Task goal |
Filter out everything except lines holding "दशहर".
>> BEGIN Data for this exercise
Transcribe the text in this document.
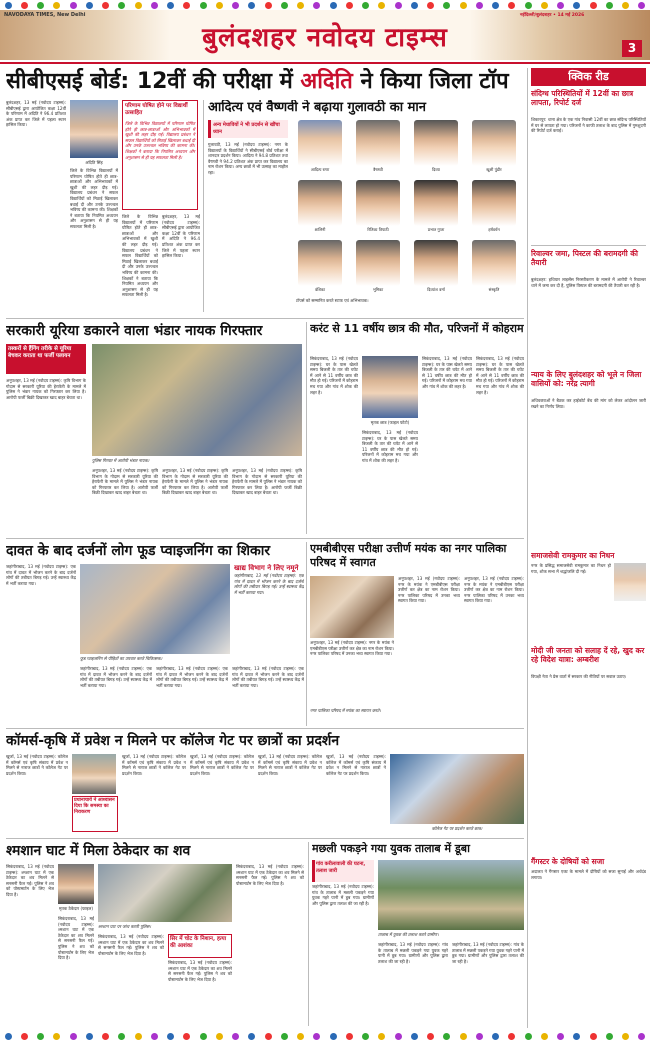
NAVODAYA TIMES, New Delhi
बुलंदशहर नवोदय टाइम्स
नईदिल्ली/बुलंदशहर • 14 मई 2026
3
सीबीएसई बोर्ड: 12वीं की परीक्षा में अदिति ने किया जिला टॉप
बुलंदशहर, 13 मई (नवोदय टाइम्स): सीबीएसई द्वारा आयोजित कक्षा 12वीं के परिणाम में अदिति ने 96.4 प्रतिशत अंक प्राप्त कर जिले में पहला स्थान हासिल किया।
अदिति सिंह
जिले के विभिन्न विद्यालयों में परिणाम घोषित होते ही छात्र-छात्राओं और अभिभावकों में खुशी की लहर दौड़ गई। विद्यालय प्रबंधन ने सफल विद्यार्थियों को मिठाई खिलाकर बधाई दी और उनके उज्ज्वल भविष्य की कामना की। शिक्षकों ने बताया कि नियमित अध्ययन और अनुशासन से ही यह सफलता मिली है।
परिणाम घोषित होने पर विद्यार्थी उत्साहित
जिले के विभिन्न विद्यालयों में परिणाम घोषित होते ही छात्र-छात्राओं और अभिभावकों में खुशी की लहर दौड़ गई। विद्यालय प्रबंधन ने सफल विद्यार्थियों को मिठाई खिलाकर बधाई दी और उनके उज्ज्वल भविष्य की कामना की। शिक्षकों ने बताया कि नियमित अध्ययन और अनुशासन से ही यह सफलता मिली है।
जिले के विभिन्न विद्यालयों में परिणाम घोषित होते ही छात्र-छात्राओं और अभिभावकों में खुशी की लहर दौड़ गई। विद्यालय प्रबंधन ने सफल विद्यार्थियों को मिठाई खिलाकर बधाई दी और उनके उज्ज्वल भविष्य की कामना की। शिक्षकों ने बताया कि नियमित अध्ययन और अनुशासन से ही यह सफलता मिली है।
बुलंदशहर, 13 मई (नवोदय टाइम्स): सीबीएसई द्वारा आयोजित कक्षा 12वीं के परिणाम में अदिति ने 96.4 प्रतिशत अंक प्राप्त कर जिले में पहला स्थान हासिल किया।
आदित्य एवं वैष्णवी ने बढ़ाया गुलावठी का मान
अन्य मेधावियों ने भी प्रदर्शन से खींचा ध्यान
गुलावठी, 13 मई (नवोदय टाइम्स): नगर के विद्यालयों के विद्यार्थियों ने सीबीएसई बोर्ड परीक्षा में शानदार प्रदर्शन किया। आदित्य ने 94.8 प्रतिशत तथा वैष्णवी ने 94.2 प्रतिशत अंक प्राप्त कर विद्यालय का नाम रोशन किया। अन्य छात्रों में भी उत्साह का माहौल रहा।
आदित्य राणा	वैष्णवी	दिव्या	खुशी पुंडीर
शालिनी	रितिका त्रिपाठी	प्रभात गुप्ता	हर्षवर्धन
वंशिका	भूमिका	दिव्यांश वर्मा	संस्कृति
टॉपर्स को सम्मानित करते स्टाफ एवं अभिभावक।
क्विक रीड
संदिग्ध परिस्थितियों में 12वीं का छात्र लापता, रिपोर्ट दर्ज
शिकारपुर: थाना क्षेत्र के एक गांव निवासी 12वीं का छात्र संदिग्ध परिस्थितियों में घर से लापता हो गया। परिजनों ने काफी तलाश के बाद पुलिस में गुमशुदगी की रिपोर्ट दर्ज कराई।
रिवाल्वर जमा, पिस्टल की बरामदगी की तैयारी
बुलंदशहर: हथियार लाइसेंस निरस्तीकरण के मामले में आरोपी ने रिवाल्वर थाने में जमा कर दी है, पुलिस पिस्टल की बरामदगी की तैयारी कर रही है।
न्याय के लिए बुलंदशहर को भूले न जिला वासियों को: नरेंद्र त्यागी
अधिवक्ताओं ने बैठक कर हाईकोर्ट बेंच की मांग को लेकर आंदोलन जारी रखने का निर्णय लिया।
समाजसेवी रामकुमार का निधन
नगर के प्रसिद्ध समाजसेवी रामकुमार का निधन हो गया, शोक सभा में श्रद्धांजलि दी गई।
मोदी जी जनता को सलाह दें रहे, खुद कर रहे विदेश यात्रा: अम्बरीश
विपक्षी नेता ने प्रेस वार्ता में सरकार की नीतियों पर सवाल उठाए।
गैंगस्टर के दोषियों को सजा
अदालत ने गैंगस्टर एक्ट के मामले में दोषियों को सजा सुनाई और अर्थदंड लगाया।
सरकारी यूरिया डकारने वाला भंडार नायक गिरफ्तार
तस्करों से हैंगिंग तरीके से यूरिया बेचकर कराता था फर्जी पलायन
अनूपशहर, 13 मई (नवोदय टाइम्स): कृषि विभाग के गोदाम से सरकारी यूरिया की हेराफेरी के मामले में पुलिस ने भंडार नायक को गिरफ्तार कर लिया है। आरोपी फर्जी बिक्री दिखाकर खाद बाहर बेचता था।
पुलिस गिरफ्त में आरोपी भंडार नायक।
अनूपशहर, 13 मई (नवोदय टाइम्स): कृषि विभाग के गोदाम से सरकारी यूरिया की हेराफेरी के मामले में पुलिस ने भंडार नायक को गिरफ्तार कर लिया है। आरोपी फर्जी बिक्री दिखाकर खाद बाहर बेचता था।
अनूपशहर, 13 मई (नवोदय टाइम्स): कृषि विभाग के गोदाम से सरकारी यूरिया की हेराफेरी के मामले में पुलिस ने भंडार नायक को गिरफ्तार कर लिया है। आरोपी फर्जी बिक्री दिखाकर खाद बाहर बेचता था।
अनूपशहर, 13 मई (नवोदय टाइम्स): कृषि विभाग के गोदाम से सरकारी यूरिया की हेराफेरी के मामले में पुलिस ने भंडार नायक को गिरफ्तार कर लिया है। आरोपी फर्जी बिक्री दिखाकर खाद बाहर बेचता था।
करंट से 11 वर्षीय छात्र की मौत, परिजनों में कोहराम
सिकंदराबाद, 13 मई (नवोदय टाइम्स): घर के पास खेलते समय बिजली के तार की चपेट में आने से 11 वर्षीय छात्र की मौत हो गई। परिजनों में कोहराम मच गया और गांव में शोक की लहर है।
मृतक छात्र (फाइल फोटो)
सिकंदराबाद, 13 मई (नवोदय टाइम्स): घर के पास खेलते समय बिजली के तार की चपेट में आने से 11 वर्षीय छात्र की मौत हो गई। परिजनों में कोहराम मच गया और गांव में शोक की लहर है।
सिकंदराबाद, 13 मई (नवोदय टाइम्स): घर के पास खेलते समय बिजली के तार की चपेट में आने से 11 वर्षीय छात्र की मौत हो गई। परिजनों में कोहराम मच गया और गांव में शोक की लहर है।
सिकंदराबाद, 13 मई (नवोदय टाइम्स): घर के पास खेलते समय बिजली के तार की चपेट में आने से 11 वर्षीय छात्र की मौत हो गई। परिजनों में कोहराम मच गया और गांव में शोक की लहर है।
दावत के बाद दर्जनों लोग फूड प्वाइजनिंग का शिकार
जहांगीराबाद, 13 मई (नवोदय टाइम्स): एक गांव में दावत में भोजन करने के बाद दर्जनों लोगों की तबीयत बिगड़ गई। उन्हें स्वास्थ्य केंद्र में भर्ती कराया गया।
खाद्य विभाग ने लिए नमूने
जहांगीराबाद, 13 मई (नवोदय टाइम्स): एक गांव में दावत में भोजन करने के बाद दर्जनों लोगों की तबीयत बिगड़ गई। उन्हें स्वास्थ्य केंद्र में भर्ती कराया गया।
फूड प्वाइजनिंग से पीड़ितों का उपचार करते चिकित्सक।
जहांगीराबाद, 13 मई (नवोदय टाइम्स): एक गांव में दावत में भोजन करने के बाद दर्जनों लोगों की तबीयत बिगड़ गई। उन्हें स्वास्थ्य केंद्र में भर्ती कराया गया।
जहांगीराबाद, 13 मई (नवोदय टाइम्स): एक गांव में दावत में भोजन करने के बाद दर्जनों लोगों की तबीयत बिगड़ गई। उन्हें स्वास्थ्य केंद्र में भर्ती कराया गया।
जहांगीराबाद, 13 मई (नवोदय टाइम्स): एक गांव में दावत में भोजन करने के बाद दर्जनों लोगों की तबीयत बिगड़ गई। उन्हें स्वास्थ्य केंद्र में भर्ती कराया गया।
एमबीबीएस परीक्षा उत्तीर्ण मयंक का नगर पालिका परिषद में स्वागत
अनूपशहर, 13 मई (नवोदय टाइम्स): नगर के मयंक ने एमबीबीएस परीक्षा उत्तीर्ण कर क्षेत्र का नाम रोशन किया। नगर पालिका परिषद में उनका भव्य स्वागत किया गया।
अनूपशहर, 13 मई (नवोदय टाइम्स): नगर के मयंक ने एमबीबीएस परीक्षा उत्तीर्ण कर क्षेत्र का नाम रोशन किया। नगर पालिका परिषद में उनका भव्य स्वागत किया गया।
अनूपशहर, 13 मई (नवोदय टाइम्स): नगर के मयंक ने एमबीबीएस परीक्षा उत्तीर्ण कर क्षेत्र का नाम रोशन किया। नगर पालिका परिषद में उनका भव्य स्वागत किया गया।
नगर पालिका परिषद में मयंक का स्वागत करते।
कॉमर्स-कृषि में प्रवेश न मिलने पर कॉलेज गेट पर छात्रों का प्रदर्शन
खुर्जा, 13 मई (नवोदय टाइम्स): कॉलेज में कॉमर्स एवं कृषि संकाय में प्रवेश न मिलने से नाराज छात्रों ने कॉलेज गेट पर प्रदर्शन किया।
प्रधानाचार्य ने आश्वासन दिया कि समस्या का निराकरण
खुर्जा, 13 मई (नवोदय टाइम्स): कॉलेज में कॉमर्स एवं कृषि संकाय में प्रवेश न मिलने से नाराज छात्रों ने कॉलेज गेट पर प्रदर्शन किया।
खुर्जा, 13 मई (नवोदय टाइम्स): कॉलेज में कॉमर्स एवं कृषि संकाय में प्रवेश न मिलने से नाराज छात्रों ने कॉलेज गेट पर प्रदर्शन किया।
खुर्जा, 13 मई (नवोदय टाइम्स): कॉलेज में कॉमर्स एवं कृषि संकाय में प्रवेश न मिलने से नाराज छात्रों ने कॉलेज गेट पर प्रदर्शन किया।
खुर्जा, 13 मई (नवोदय टाइम्स): कॉलेज में कॉमर्स एवं कृषि संकाय में प्रवेश न मिलने से नाराज छात्रों ने कॉलेज गेट पर प्रदर्शन किया।
कॉलेज गेट पर प्रदर्शन करते छात्र।
श्मशान घाट में मिला ठेकेदार का शव
सिकंदराबाद, 13 मई (नवोदय टाइम्स): श्मशान घाट में एक ठेकेदार का शव मिलने से सनसनी फैल गई। पुलिस ने शव को पोस्टमार्टम के लिए भेज दिया है।
मृतक ठेकेदार (फाइल)
सिकंदराबाद, 13 मई (नवोदय टाइम्स): श्मशान घाट में एक ठेकेदार का शव मिलने से सनसनी फैल गई। पुलिस ने शव को पोस्टमार्टम के लिए भेज दिया है।
श्मशान घाट पर जांच करती पुलिस।
सिकंदराबाद, 13 मई (नवोदय टाइम्स): श्मशान घाट में एक ठेकेदार का शव मिलने से सनसनी फैल गई। पुलिस ने शव को पोस्टमार्टम के लिए भेज दिया है।
सिर में चोट के निशान, हत्या की आशंका
सिकंदराबाद, 13 मई (नवोदय टाइम्स): श्मशान घाट में एक ठेकेदार का शव मिलने से सनसनी फैल गई। पुलिस ने शव को पोस्टमार्टम के लिए भेज दिया है।
सिकंदराबाद, 13 मई (नवोदय टाइम्स): श्मशान घाट में एक ठेकेदार का शव मिलने से सनसनी फैल गई। पुलिस ने शव को पोस्टमार्टम के लिए भेज दिया है।
मछली पकड़ने गया युवक तालाब में डूबा
गांव करीलावाली की घटना, तलाश जारी
जहांगीराबाद, 13 मई (नवोदय टाइम्स): गांव के तालाब में मछली पकड़ने गया युवक गहरे पानी में डूब गया। ग्रामीणों और पुलिस द्वारा तलाश की जा रही है।
तालाब में युवक की तलाश करते ग्रामीण।
जहांगीराबाद, 13 मई (नवोदय टाइम्स): गांव के तालाब में मछली पकड़ने गया युवक गहरे पानी में डूब गया। ग्रामीणों और पुलिस द्वारा तलाश की जा रही है।
जहांगीराबाद, 13 मई (नवोदय टाइम्स): गांव के तालाब में मछली पकड़ने गया युवक गहरे पानी में डूब गया। ग्रामीणों और पुलिस द्वारा तलाश की जा रही है।
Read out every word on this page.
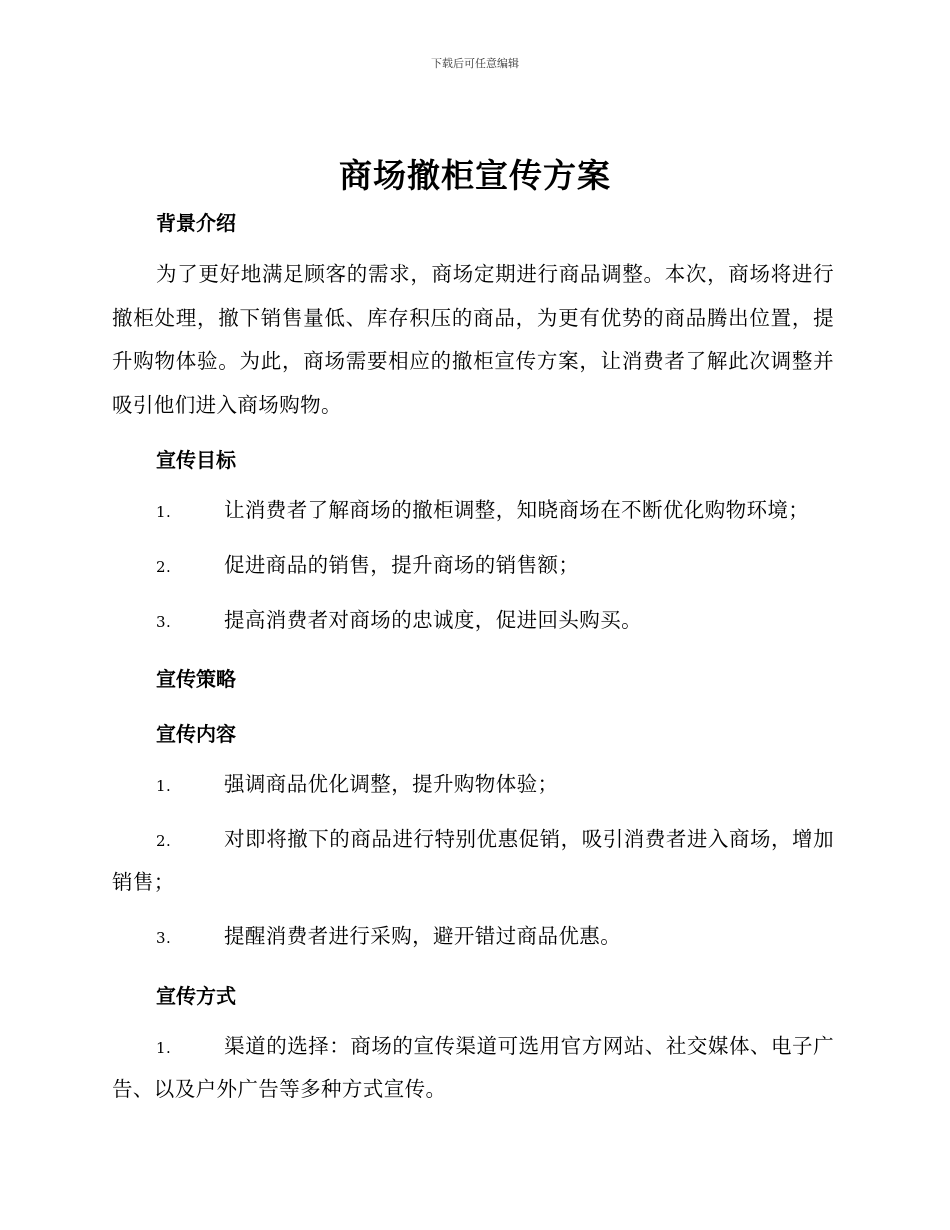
下载后可任意编辑
商场撤柜宣传方案
背景介绍

为了更好地满足顾客的需求，商场定期进行商品调整。本次，商场将进行撤柜处理，撤下销售量低、库存积压的商品，为更有优势的商品腾出位置，提升购物体验。为此，商场需要相应的撤柜宣传方案，让消费者了解此次调整并吸引他们进入商场购物。

宣传目标

1.	让消费者了解商场的撤柜调整，知晓商场在不断优化购物环境；

2.	促进商品的销售，提升商场的销售额；

3.	提高消费者对商场的忠诚度，促进回头购买。

宣传策略
宣传内容

1.	强调商品优化调整，提升购物体验；

2.	对即将撤下的商品进行特别优惠促销，吸引消费者进入商场，增加销售；

3.	提醒消费者进行采购，避开错过商品优惠。

宣传方式

1.	渠道的选择：商场的宣传渠道可选用官方网站、社交媒体、电子广告、以及户外广告等多种方式宣传。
>> END Data for this exercise
Complete output |
बुलंदशहर नवोदय टाइम्स
नईदिल्ली/बुलंदशहर • 14 मई 2026
बुलंदशहर, 13 मई (नवोदय टाइम्स): सीबीएसई द्वारा आयोजित कक्षा 12वीं के परिणाम में अदिति ने 96.4 प्रतिशत अंक प्राप्त कर जिले में पहला स्थान हासिल किया।
बुलंदशहर, 13 मई (नवोदय टाइम्स): सीबीएसई द्वारा आयोजित कक्षा 12वीं के परिणाम में अदिति ने 96.4 प्रतिशत अंक प्राप्त कर जिले में पहला स्थान हासिल किया।
बुलंदशहर: हथियार लाइसेंस निरस्तीकरण के मामले में आरोपी ने रिवाल्वर थाने में जमा कर दी है, पुलिस पिस्टल की बरामदगी की तैयारी कर रही है।
न्याय के लिए बुलंदशहर को भूले न जिला वासियों को: नरेंद्र त्यागी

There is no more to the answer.